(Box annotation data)

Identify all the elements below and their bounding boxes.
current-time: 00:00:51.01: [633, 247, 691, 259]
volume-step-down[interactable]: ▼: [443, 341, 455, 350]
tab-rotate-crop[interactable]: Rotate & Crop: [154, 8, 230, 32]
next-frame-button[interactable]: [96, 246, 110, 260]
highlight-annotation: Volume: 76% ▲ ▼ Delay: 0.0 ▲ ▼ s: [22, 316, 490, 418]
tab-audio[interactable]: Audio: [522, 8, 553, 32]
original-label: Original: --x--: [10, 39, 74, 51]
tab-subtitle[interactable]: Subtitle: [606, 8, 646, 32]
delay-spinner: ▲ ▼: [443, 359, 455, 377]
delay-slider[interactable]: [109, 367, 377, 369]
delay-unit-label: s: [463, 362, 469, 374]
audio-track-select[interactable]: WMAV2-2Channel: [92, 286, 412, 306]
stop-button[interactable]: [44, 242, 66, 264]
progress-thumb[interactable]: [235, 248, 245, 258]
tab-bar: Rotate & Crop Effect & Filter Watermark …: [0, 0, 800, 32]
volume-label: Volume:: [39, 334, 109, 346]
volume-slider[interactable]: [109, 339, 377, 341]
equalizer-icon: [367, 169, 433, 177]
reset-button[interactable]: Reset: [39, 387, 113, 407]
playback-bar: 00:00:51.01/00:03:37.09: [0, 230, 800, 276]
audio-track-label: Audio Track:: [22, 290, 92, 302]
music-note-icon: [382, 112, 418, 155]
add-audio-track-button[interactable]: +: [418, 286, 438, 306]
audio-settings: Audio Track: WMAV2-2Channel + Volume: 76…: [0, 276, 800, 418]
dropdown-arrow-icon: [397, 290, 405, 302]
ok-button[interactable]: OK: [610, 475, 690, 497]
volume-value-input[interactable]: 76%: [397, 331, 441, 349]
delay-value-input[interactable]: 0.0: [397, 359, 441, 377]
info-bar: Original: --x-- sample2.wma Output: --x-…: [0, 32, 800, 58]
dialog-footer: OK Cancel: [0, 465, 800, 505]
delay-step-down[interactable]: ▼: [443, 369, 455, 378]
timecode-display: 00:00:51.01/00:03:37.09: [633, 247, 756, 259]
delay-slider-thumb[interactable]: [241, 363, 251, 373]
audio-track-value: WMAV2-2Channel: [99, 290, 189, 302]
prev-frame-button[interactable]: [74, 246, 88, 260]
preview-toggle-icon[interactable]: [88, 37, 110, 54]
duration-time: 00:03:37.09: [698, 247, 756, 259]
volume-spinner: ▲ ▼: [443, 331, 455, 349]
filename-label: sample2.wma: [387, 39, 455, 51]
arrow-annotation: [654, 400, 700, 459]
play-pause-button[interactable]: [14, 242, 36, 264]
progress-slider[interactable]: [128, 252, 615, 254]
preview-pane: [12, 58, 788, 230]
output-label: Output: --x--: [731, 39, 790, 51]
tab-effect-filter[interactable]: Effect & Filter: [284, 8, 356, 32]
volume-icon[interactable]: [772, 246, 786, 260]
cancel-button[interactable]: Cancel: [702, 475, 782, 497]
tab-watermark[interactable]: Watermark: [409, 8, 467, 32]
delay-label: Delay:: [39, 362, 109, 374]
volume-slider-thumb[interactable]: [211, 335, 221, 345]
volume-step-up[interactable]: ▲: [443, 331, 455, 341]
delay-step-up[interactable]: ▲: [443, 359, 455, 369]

Requirement: Switch every "[interactable]" in the records to "[clickable]" and write out all the lines again with nothing else changed.

Exercise answer:
Identify all the elements below and their bounding boxes.
current-time: 00:00:51.01: [633, 247, 691, 259]
volume-step-down[clickable]: ▼: [443, 341, 455, 350]
tab-rotate-crop[clickable]: Rotate & Crop: [154, 8, 230, 32]
next-frame-button[clickable]: [96, 246, 110, 260]
highlight-annotation: Volume: 76% ▲ ▼ Delay: 0.0 ▲ ▼ s: [22, 316, 490, 418]
tab-audio[clickable]: Audio: [522, 8, 553, 32]
original-label: Original: --x--: [10, 39, 74, 51]
tab-subtitle[clickable]: Subtitle: [606, 8, 646, 32]
delay-spinner: ▲ ▼: [443, 359, 455, 377]
delay-slider[clickable]: [109, 367, 377, 369]
delay-unit-label: s: [463, 362, 469, 374]
audio-track-select[clickable]: WMAV2-2Channel: [92, 286, 412, 306]
stop-button[clickable]: [44, 242, 66, 264]
progress-thumb[clickable]: [235, 248, 245, 258]
tab-bar: Rotate & Crop Effect & Filter Watermark …: [0, 0, 800, 32]
volume-label: Volume:: [39, 334, 109, 346]
volume-slider[clickable]: [109, 339, 377, 341]
equalizer-icon: [367, 169, 433, 177]
reset-button[clickable]: Reset: [39, 387, 113, 407]
playback-bar: 00:00:51.01/00:03:37.09: [0, 230, 800, 276]
audio-track-label: Audio Track:: [22, 290, 92, 302]
music-note-icon: [382, 112, 418, 155]
add-audio-track-button[clickable]: +: [418, 286, 438, 306]
audio-settings: Audio Track: WMAV2-2Channel + Volume: 76…: [0, 276, 800, 418]
dropdown-arrow-icon: [397, 290, 405, 302]
ok-button[clickable]: OK: [610, 475, 690, 497]
volume-value-input[clickable]: 76%: [397, 331, 441, 349]
delay-value-input[clickable]: 0.0: [397, 359, 441, 377]
info-bar: Original: --x-- sample2.wma Output: --x-…: [0, 32, 800, 58]
dialog-footer: OK Cancel: [0, 465, 800, 505]
delay-step-down[clickable]: ▼: [443, 369, 455, 378]
timecode-display: 00:00:51.01/00:03:37.09: [633, 247, 756, 259]
delay-slider-thumb[clickable]: [241, 363, 251, 373]
audio-track-value: WMAV2-2Channel: [99, 290, 189, 302]
prev-frame-button[clickable]: [74, 246, 88, 260]
preview-toggle-icon[clickable]: [88, 37, 110, 54]
duration-time: 00:03:37.09: [698, 247, 756, 259]
volume-spinner: ▲ ▼: [443, 331, 455, 349]
filename-label: sample2.wma: [387, 39, 455, 51]
arrow-annotation: [654, 400, 700, 459]
play-pause-button[clickable]: [14, 242, 36, 264]
progress-slider[clickable]: [128, 252, 615, 254]
preview-pane: [12, 58, 788, 230]
output-label: Output: --x--: [731, 39, 790, 51]
tab-effect-filter[clickable]: Effect & Filter: [284, 8, 356, 32]
volume-icon[clickable]: [772, 246, 786, 260]
cancel-button[clickable]: Cancel: [702, 475, 782, 497]
tab-watermark[clickable]: Watermark: [409, 8, 467, 32]
delay-label: Delay:: [39, 362, 109, 374]
volume-slider-thumb[clickable]: [211, 335, 221, 345]
volume-step-up[clickable]: ▲: [443, 331, 455, 341]
delay-step-up[clickable]: ▲: [443, 359, 455, 369]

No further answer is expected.